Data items
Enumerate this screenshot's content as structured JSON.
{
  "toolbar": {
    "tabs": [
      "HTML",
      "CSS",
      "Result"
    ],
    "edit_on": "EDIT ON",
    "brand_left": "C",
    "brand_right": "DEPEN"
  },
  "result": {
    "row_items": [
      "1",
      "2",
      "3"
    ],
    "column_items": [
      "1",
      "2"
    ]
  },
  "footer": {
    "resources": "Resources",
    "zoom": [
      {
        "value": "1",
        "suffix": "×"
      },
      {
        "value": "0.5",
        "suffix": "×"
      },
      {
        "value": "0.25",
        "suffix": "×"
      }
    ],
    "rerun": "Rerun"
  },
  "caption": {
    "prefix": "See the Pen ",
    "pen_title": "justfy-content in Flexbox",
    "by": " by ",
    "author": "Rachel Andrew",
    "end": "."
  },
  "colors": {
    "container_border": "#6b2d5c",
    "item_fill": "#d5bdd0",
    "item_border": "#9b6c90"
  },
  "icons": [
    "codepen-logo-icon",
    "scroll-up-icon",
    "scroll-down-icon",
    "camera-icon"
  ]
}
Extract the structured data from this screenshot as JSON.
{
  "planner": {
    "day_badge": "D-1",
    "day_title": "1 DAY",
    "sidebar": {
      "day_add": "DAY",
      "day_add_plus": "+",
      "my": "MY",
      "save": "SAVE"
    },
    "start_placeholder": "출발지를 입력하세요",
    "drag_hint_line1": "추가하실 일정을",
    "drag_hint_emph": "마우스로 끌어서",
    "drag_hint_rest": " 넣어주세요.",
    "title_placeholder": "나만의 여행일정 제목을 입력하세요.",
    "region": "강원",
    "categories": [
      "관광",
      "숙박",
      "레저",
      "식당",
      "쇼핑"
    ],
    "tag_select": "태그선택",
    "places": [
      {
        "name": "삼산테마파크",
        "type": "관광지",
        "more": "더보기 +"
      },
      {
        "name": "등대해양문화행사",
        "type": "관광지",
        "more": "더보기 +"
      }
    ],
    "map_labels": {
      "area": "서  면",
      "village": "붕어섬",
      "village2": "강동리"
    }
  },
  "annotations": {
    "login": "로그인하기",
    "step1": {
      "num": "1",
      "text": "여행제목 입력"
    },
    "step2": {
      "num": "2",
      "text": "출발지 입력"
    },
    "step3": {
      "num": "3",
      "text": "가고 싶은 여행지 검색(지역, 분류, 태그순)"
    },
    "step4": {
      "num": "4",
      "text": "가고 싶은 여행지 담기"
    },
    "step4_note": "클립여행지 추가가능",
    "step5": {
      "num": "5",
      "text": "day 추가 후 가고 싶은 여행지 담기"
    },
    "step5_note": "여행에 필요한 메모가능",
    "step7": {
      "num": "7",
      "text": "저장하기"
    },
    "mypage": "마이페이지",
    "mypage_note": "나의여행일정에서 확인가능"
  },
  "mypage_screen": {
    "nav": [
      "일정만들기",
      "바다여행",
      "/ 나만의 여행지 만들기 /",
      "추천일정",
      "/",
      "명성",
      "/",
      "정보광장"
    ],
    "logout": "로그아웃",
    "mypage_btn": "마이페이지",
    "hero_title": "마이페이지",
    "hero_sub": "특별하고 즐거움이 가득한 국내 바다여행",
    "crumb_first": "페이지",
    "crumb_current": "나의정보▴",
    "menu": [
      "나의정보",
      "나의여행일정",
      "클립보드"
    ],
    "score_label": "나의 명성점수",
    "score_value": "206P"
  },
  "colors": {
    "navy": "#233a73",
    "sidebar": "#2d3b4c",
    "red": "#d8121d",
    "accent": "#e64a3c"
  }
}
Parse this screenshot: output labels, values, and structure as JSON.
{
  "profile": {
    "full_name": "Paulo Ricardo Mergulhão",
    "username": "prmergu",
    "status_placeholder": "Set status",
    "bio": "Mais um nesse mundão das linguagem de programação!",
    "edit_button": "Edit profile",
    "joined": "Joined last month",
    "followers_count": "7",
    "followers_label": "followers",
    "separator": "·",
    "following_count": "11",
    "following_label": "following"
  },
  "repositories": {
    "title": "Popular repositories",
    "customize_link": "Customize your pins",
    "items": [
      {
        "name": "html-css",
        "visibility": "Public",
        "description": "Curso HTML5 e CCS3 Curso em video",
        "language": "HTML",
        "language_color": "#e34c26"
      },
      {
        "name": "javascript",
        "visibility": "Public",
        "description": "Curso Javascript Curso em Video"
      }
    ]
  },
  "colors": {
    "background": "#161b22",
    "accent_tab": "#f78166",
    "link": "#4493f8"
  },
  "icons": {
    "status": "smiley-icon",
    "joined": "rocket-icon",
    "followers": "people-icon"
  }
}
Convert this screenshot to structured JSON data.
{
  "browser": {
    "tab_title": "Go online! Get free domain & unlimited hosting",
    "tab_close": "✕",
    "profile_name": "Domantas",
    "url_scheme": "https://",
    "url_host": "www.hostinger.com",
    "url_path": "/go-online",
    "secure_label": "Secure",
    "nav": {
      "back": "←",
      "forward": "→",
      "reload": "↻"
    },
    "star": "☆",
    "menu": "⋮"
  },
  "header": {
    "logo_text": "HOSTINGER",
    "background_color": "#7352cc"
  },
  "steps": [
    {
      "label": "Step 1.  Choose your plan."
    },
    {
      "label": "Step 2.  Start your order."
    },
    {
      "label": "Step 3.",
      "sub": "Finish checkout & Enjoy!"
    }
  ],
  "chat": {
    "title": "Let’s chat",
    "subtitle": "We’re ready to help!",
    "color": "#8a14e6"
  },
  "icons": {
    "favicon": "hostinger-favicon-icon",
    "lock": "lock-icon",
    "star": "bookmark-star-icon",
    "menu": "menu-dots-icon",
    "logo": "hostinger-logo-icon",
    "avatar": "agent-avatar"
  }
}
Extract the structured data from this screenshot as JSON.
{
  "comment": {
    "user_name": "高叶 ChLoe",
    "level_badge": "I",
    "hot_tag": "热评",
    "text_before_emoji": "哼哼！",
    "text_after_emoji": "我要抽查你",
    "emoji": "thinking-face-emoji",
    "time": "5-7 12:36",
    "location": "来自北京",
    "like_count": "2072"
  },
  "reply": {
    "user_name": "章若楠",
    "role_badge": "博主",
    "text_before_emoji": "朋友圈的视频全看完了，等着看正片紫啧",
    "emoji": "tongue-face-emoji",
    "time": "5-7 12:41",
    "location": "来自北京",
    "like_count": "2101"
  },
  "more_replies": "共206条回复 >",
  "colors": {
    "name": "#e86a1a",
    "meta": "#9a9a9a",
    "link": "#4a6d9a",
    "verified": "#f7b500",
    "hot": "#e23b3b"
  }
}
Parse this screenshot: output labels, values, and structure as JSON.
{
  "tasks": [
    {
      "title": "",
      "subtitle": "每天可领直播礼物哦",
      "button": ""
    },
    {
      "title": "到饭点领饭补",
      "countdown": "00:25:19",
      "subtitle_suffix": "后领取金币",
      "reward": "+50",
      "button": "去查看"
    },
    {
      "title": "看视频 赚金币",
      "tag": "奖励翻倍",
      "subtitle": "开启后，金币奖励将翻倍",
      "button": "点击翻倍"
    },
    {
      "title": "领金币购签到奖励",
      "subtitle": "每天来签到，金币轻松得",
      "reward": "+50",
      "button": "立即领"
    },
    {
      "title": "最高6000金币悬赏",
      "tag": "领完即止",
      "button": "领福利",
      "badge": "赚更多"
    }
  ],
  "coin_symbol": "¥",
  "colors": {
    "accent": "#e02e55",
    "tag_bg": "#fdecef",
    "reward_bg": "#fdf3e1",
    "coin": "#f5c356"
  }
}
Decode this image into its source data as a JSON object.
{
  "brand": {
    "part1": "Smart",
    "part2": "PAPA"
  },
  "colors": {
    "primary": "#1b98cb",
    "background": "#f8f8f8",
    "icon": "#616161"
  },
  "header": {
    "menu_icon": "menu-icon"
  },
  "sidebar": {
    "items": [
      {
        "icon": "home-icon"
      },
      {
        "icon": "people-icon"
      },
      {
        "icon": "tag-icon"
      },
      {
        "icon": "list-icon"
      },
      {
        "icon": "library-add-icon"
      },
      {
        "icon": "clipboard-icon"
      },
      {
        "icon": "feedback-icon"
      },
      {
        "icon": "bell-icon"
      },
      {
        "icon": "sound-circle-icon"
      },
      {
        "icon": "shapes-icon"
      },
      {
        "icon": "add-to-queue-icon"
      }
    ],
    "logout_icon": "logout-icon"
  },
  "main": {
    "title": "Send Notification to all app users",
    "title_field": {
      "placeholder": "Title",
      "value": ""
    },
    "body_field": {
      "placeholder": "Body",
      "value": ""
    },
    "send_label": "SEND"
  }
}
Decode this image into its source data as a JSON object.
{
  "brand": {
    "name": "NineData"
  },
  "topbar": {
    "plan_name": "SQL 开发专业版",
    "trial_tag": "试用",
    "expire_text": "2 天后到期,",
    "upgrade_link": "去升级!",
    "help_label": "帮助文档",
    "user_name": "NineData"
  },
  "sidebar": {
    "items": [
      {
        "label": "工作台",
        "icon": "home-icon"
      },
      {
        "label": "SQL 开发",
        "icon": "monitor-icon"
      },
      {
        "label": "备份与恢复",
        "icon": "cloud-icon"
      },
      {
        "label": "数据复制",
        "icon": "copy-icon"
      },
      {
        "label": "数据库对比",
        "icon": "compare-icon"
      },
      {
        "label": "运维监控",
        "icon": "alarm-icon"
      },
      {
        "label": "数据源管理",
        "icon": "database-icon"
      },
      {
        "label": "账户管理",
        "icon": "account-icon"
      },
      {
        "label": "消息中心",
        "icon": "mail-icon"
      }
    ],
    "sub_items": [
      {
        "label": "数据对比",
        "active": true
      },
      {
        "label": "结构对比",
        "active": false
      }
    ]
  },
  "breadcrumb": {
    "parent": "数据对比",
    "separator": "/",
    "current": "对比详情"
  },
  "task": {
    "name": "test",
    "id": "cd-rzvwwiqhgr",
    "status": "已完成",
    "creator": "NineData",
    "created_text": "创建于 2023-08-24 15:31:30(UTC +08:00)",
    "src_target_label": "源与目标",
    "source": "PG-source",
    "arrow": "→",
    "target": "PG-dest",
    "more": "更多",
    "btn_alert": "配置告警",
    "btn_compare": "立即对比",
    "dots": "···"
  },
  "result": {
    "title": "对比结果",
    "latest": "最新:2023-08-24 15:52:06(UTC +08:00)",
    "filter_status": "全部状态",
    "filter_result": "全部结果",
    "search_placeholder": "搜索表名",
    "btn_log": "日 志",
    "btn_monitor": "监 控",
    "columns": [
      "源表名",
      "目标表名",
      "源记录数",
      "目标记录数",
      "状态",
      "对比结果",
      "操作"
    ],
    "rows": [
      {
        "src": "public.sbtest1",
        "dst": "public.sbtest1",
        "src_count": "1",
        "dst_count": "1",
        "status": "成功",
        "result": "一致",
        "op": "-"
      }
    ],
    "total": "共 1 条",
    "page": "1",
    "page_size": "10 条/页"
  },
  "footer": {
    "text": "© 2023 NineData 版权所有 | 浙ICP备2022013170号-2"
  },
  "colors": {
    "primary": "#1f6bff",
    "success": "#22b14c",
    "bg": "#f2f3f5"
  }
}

Directions
Show, from the listing above, each line that contains the word "Curso".

Solution below
        "description": "Curso HTML5 e CCS3 Curso em video",
        "description": "Curso Javascript Curso em Video"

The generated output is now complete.